# The task
All the data should be repeated exactly. Any image in it is left out.

--- start ---

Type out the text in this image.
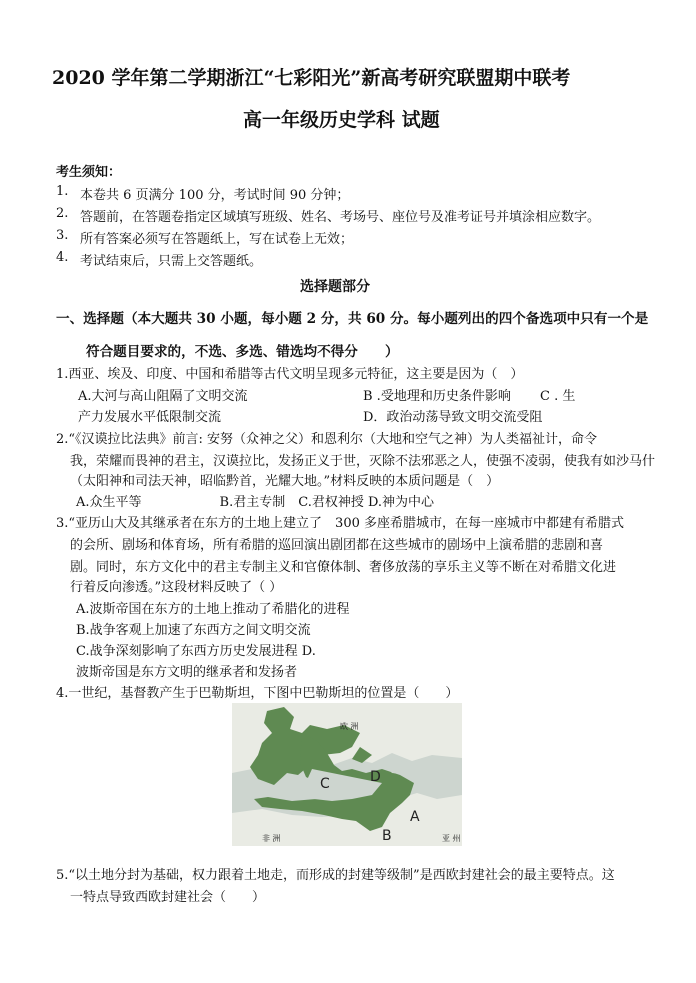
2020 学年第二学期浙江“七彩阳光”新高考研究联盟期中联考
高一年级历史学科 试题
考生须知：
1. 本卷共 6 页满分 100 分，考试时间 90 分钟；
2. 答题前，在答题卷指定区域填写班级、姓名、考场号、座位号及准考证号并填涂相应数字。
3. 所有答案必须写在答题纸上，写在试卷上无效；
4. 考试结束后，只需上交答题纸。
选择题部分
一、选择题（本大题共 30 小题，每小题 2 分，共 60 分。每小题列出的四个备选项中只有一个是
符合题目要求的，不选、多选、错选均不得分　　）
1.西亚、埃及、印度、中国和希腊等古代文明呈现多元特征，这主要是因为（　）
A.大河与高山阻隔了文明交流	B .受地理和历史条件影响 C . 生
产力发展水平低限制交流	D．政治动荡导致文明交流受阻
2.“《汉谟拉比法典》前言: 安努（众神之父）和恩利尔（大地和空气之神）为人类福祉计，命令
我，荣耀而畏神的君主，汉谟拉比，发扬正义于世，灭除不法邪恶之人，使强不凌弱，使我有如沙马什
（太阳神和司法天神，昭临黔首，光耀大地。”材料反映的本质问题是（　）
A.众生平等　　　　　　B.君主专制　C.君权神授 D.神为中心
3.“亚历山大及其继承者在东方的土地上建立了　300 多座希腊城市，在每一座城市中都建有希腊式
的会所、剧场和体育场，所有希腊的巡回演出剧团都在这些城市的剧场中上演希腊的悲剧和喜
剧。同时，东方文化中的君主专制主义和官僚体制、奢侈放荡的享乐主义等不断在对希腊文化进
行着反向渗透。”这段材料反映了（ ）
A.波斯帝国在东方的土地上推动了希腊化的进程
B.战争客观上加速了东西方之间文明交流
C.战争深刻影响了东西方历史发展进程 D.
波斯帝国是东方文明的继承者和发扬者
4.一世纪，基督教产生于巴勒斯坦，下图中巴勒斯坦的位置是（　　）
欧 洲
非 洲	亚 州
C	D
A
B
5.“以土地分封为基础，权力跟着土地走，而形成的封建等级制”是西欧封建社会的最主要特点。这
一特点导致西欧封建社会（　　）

--- end ---

# Task output
Type out the text in this image.
2020 学年第二学期浙江“七彩阳光”新高考研究联盟期中联考
高一年级历史学科 试题
考生须知：
1. 本卷共 6 页满分 100 分，考试时间 90 分钟；
2. 答题前，在答题卷指定区域填写班级、姓名、考场号、座位号及准考证号并填涂相应数字。
3. 所有答案必须写在答题纸上，写在试卷上无效；
4. 考试结束后，只需上交答题纸。
选择题部分
一、选择题（本大题共 30 小题，每小题 2 分，共 60 分。每小题列出的四个备选项中只有一个是
符合题目要求的，不选、多选、错选均不得分　　）
1.西亚、埃及、印度、中国和希腊等古代文明呈现多元特征，这主要是因为（　）
A.大河与高山阻隔了文明交流	B .受地理和历史条件影响 C . 生
产力发展水平低限制交流	D．政治动荡导致文明交流受阻
2.“《汉谟拉比法典》前言: 安努（众神之父）和恩利尔（大地和空气之神）为人类福祉计，命令
我，荣耀而畏神的君主，汉谟拉比，发扬正义于世，灭除不法邪恶之人，使强不凌弱，使我有如沙马什
（太阳神和司法天神，昭临黔首，光耀大地。”材料反映的本质问题是（　）
A.众生平等　　　　　　B.君主专制　C.君权神授 D.神为中心
3.“亚历山大及其继承者在东方的土地上建立了　300 多座希腊城市，在每一座城市中都建有希腊式
的会所、剧场和体育场，所有希腊的巡回演出剧团都在这些城市的剧场中上演希腊的悲剧和喜
剧。同时，东方文化中的君主专制主义和官僚体制、奢侈放荡的享乐主义等不断在对希腊文化进
行着反向渗透。”这段材料反映了（ ）
A.波斯帝国在东方的土地上推动了希腊化的进程
B.战争客观上加速了东西方之间文明交流
C.战争深刻影响了东西方历史发展进程 D.
波斯帝国是东方文明的继承者和发扬者
4.一世纪，基督教产生于巴勒斯坦，下图中巴勒斯坦的位置是（　　）
欧 洲
非 洲	亚 州
C	D
A
B
5.“以土地分封为基础，权力跟着土地走，而形成的封建等级制”是西欧封建社会的最主要特点。这
一特点导致西欧封建社会（　　）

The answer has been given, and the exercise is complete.